* _INSTRUCTION_
Could you output each line of the data that follows exactly?

[Recorded data]
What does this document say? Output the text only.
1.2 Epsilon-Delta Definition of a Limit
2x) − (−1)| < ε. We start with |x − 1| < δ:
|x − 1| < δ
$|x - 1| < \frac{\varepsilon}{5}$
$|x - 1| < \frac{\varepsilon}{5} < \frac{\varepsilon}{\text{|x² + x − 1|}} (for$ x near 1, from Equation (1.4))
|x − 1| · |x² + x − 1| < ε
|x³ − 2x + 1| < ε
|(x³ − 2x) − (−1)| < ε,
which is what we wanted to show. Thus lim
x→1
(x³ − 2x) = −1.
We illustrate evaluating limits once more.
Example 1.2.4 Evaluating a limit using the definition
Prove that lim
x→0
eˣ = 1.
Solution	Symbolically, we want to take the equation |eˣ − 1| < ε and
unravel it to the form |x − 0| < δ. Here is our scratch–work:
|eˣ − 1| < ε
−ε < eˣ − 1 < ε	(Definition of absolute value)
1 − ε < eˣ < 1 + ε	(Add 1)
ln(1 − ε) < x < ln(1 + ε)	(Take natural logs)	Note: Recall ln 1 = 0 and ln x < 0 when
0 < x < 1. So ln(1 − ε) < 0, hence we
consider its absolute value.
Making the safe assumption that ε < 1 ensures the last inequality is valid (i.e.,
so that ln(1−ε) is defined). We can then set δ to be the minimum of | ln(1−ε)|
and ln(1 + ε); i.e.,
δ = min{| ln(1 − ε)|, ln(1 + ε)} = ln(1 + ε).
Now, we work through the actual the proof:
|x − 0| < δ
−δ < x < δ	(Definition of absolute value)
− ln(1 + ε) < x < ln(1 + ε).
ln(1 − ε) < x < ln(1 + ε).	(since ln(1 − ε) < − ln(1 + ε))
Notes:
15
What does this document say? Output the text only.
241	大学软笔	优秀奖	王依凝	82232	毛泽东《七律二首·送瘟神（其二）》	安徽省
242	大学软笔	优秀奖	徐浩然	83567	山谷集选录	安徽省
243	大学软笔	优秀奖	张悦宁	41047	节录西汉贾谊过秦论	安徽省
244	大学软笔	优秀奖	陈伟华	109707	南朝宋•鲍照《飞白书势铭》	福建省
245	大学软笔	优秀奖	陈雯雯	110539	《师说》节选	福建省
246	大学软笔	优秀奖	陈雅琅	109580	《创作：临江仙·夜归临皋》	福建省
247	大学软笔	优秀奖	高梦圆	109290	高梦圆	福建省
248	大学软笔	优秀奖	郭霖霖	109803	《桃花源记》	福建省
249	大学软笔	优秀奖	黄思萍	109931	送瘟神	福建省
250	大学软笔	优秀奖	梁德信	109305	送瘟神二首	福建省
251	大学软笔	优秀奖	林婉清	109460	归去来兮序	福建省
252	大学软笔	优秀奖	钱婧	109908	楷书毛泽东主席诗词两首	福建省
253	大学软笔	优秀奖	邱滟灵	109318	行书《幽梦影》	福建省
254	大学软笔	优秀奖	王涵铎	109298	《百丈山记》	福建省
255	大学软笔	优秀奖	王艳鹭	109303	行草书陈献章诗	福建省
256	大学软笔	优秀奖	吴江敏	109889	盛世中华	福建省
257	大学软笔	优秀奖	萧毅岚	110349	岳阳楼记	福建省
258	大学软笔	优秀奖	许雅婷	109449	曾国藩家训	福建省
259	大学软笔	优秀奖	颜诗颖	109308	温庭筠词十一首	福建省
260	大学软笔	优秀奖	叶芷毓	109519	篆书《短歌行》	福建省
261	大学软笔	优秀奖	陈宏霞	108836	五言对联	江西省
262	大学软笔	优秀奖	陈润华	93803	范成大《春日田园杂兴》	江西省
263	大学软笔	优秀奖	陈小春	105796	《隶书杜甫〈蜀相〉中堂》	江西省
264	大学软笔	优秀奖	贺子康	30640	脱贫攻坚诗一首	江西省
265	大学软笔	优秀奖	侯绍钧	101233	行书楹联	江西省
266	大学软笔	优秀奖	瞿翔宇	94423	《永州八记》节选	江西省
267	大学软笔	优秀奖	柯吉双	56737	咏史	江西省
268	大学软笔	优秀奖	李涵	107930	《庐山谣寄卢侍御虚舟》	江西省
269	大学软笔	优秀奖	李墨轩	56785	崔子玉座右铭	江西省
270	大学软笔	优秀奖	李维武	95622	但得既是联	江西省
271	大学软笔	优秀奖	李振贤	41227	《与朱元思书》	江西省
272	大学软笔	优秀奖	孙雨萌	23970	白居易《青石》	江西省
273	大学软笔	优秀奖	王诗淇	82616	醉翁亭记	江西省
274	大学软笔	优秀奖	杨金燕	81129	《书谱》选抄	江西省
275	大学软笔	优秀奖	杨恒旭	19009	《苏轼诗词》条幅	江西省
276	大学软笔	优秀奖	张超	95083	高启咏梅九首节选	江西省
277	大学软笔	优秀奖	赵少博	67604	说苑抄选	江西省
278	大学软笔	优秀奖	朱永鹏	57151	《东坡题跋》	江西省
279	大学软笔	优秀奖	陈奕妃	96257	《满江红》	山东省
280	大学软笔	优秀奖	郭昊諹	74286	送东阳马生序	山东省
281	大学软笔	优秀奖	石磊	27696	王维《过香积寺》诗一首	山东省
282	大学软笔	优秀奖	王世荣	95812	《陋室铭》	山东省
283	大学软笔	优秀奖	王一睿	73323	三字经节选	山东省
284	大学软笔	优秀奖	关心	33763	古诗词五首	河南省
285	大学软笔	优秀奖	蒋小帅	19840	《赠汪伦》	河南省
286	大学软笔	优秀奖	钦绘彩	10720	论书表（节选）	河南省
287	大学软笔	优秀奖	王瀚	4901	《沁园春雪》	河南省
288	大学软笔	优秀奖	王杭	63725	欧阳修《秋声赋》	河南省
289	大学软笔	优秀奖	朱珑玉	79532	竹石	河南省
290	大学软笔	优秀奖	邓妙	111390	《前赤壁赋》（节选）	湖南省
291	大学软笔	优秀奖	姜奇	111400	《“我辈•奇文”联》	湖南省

* _EXERCISE SOLUTION_
What does this document say? Output the text only.
1.2 Epsilon-Delta Definition of a Limit
2x) − (−1)| < ε. We start with |x − 1| < δ:
|x − 1| < δ
$|x - 1| < \frac{\varepsilon}{5}$
$|x - 1| < \frac{\varepsilon}{5} < \frac{\varepsilon}{\text{|x² + x − 1|}} (for$ x near 1, from Equation (1.4))
|x − 1| · |x² + x − 1| < ε
|x³ − 2x + 1| < ε
|(x³ − 2x) − (−1)| < ε,
which is what we wanted to show. Thus lim
x→1
(x³ − 2x) = −1.
We illustrate evaluating limits once more.
Example 1.2.4 Evaluating a limit using the definition
Prove that lim
x→0
eˣ = 1.
Solution	Symbolically, we want to take the equation |eˣ − 1| < ε and
unravel it to the form |x − 0| < δ. Here is our scratch–work:
|eˣ − 1| < ε
−ε < eˣ − 1 < ε	(Definition of absolute value)
1 − ε < eˣ < 1 + ε	(Add 1)
ln(1 − ε) < x < ln(1 + ε)	(Take natural logs)	Note: Recall ln 1 = 0 and ln x < 0 when
0 < x < 1. So ln(1 − ε) < 0, hence we
consider its absolute value.
Making the safe assumption that ε < 1 ensures the last inequality is valid (i.e.,
so that ln(1−ε) is defined). We can then set δ to be the minimum of | ln(1−ε)|
and ln(1 + ε); i.e.,
δ = min{| ln(1 − ε)|, ln(1 + ε)} = ln(1 + ε).
Now, we work through the actual the proof:
|x − 0| < δ
−δ < x < δ	(Definition of absolute value)
− ln(1 + ε) < x < ln(1 + ε).
ln(1 − ε) < x < ln(1 + ε).	(since ln(1 − ε) < − ln(1 + ε))
Notes:
15
What does this document say? Output the text only.
241	大学软笔	优秀奖	王依凝	82232	毛泽东《七律二首·送瘟神（其二）》	安徽省
242	大学软笔	优秀奖	徐浩然	83567	山谷集选录	安徽省
243	大学软笔	优秀奖	张悦宁	41047	节录西汉贾谊过秦论	安徽省
244	大学软笔	优秀奖	陈伟华	109707	南朝宋•鲍照《飞白书势铭》	福建省
245	大学软笔	优秀奖	陈雯雯	110539	《师说》节选	福建省
246	大学软笔	优秀奖	陈雅琅	109580	《创作：临江仙·夜归临皋》	福建省
247	大学软笔	优秀奖	高梦圆	109290	高梦圆	福建省
248	大学软笔	优秀奖	郭霖霖	109803	《桃花源记》	福建省
249	大学软笔	优秀奖	黄思萍	109931	送瘟神	福建省
250	大学软笔	优秀奖	梁德信	109305	送瘟神二首	福建省
251	大学软笔	优秀奖	林婉清	109460	归去来兮序	福建省
252	大学软笔	优秀奖	钱婧	109908	楷书毛泽东主席诗词两首	福建省
253	大学软笔	优秀奖	邱滟灵	109318	行书《幽梦影》	福建省
254	大学软笔	优秀奖	王涵铎	109298	《百丈山记》	福建省
255	大学软笔	优秀奖	王艳鹭	109303	行草书陈献章诗	福建省
256	大学软笔	优秀奖	吴江敏	109889	盛世中华	福建省
257	大学软笔	优秀奖	萧毅岚	110349	岳阳楼记	福建省
258	大学软笔	优秀奖	许雅婷	109449	曾国藩家训	福建省
259	大学软笔	优秀奖	颜诗颖	109308	温庭筠词十一首	福建省
260	大学软笔	优秀奖	叶芷毓	109519	篆书《短歌行》	福建省
261	大学软笔	优秀奖	陈宏霞	108836	五言对联	江西省
262	大学软笔	优秀奖	陈润华	93803	范成大《春日田园杂兴》	江西省
263	大学软笔	优秀奖	陈小春	105796	《隶书杜甫〈蜀相〉中堂》	江西省
264	大学软笔	优秀奖	贺子康	30640	脱贫攻坚诗一首	江西省
265	大学软笔	优秀奖	侯绍钧	101233	行书楹联	江西省
266	大学软笔	优秀奖	瞿翔宇	94423	《永州八记》节选	江西省
267	大学软笔	优秀奖	柯吉双	56737	咏史	江西省
268	大学软笔	优秀奖	李涵	107930	《庐山谣寄卢侍御虚舟》	江西省
269	大学软笔	优秀奖	李墨轩	56785	崔子玉座右铭	江西省
270	大学软笔	优秀奖	李维武	95622	但得既是联	江西省
271	大学软笔	优秀奖	李振贤	41227	《与朱元思书》	江西省
272	大学软笔	优秀奖	孙雨萌	23970	白居易《青石》	江西省
273	大学软笔	优秀奖	王诗淇	82616	醉翁亭记	江西省
274	大学软笔	优秀奖	杨金燕	81129	《书谱》选抄	江西省
275	大学软笔	优秀奖	杨恒旭	19009	《苏轼诗词》条幅	江西省
276	大学软笔	优秀奖	张超	95083	高启咏梅九首节选	江西省
277	大学软笔	优秀奖	赵少博	67604	说苑抄选	江西省
278	大学软笔	优秀奖	朱永鹏	57151	《东坡题跋》	江西省
279	大学软笔	优秀奖	陈奕妃	96257	《满江红》	山东省
280	大学软笔	优秀奖	郭昊諹	74286	送东阳马生序	山东省
281	大学软笔	优秀奖	石磊	27696	王维《过香积寺》诗一首	山东省
282	大学软笔	优秀奖	王世荣	95812	《陋室铭》	山东省
283	大学软笔	优秀奖	王一睿	73323	三字经节选	山东省
284	大学软笔	优秀奖	关心	33763	古诗词五首	河南省
285	大学软笔	优秀奖	蒋小帅	19840	《赠汪伦》	河南省
286	大学软笔	优秀奖	钦绘彩	10720	论书表（节选）	河南省
287	大学软笔	优秀奖	王瀚	4901	《沁园春雪》	河南省
288	大学软笔	优秀奖	王杭	63725	欧阳修《秋声赋》	河南省
289	大学软笔	优秀奖	朱珑玉	79532	竹石	河南省
290	大学软笔	优秀奖	邓妙	111390	《前赤壁赋》（节选）	湖南省
291	大学软笔	优秀奖	姜奇	111400	《“我辈•奇文”联》	湖南省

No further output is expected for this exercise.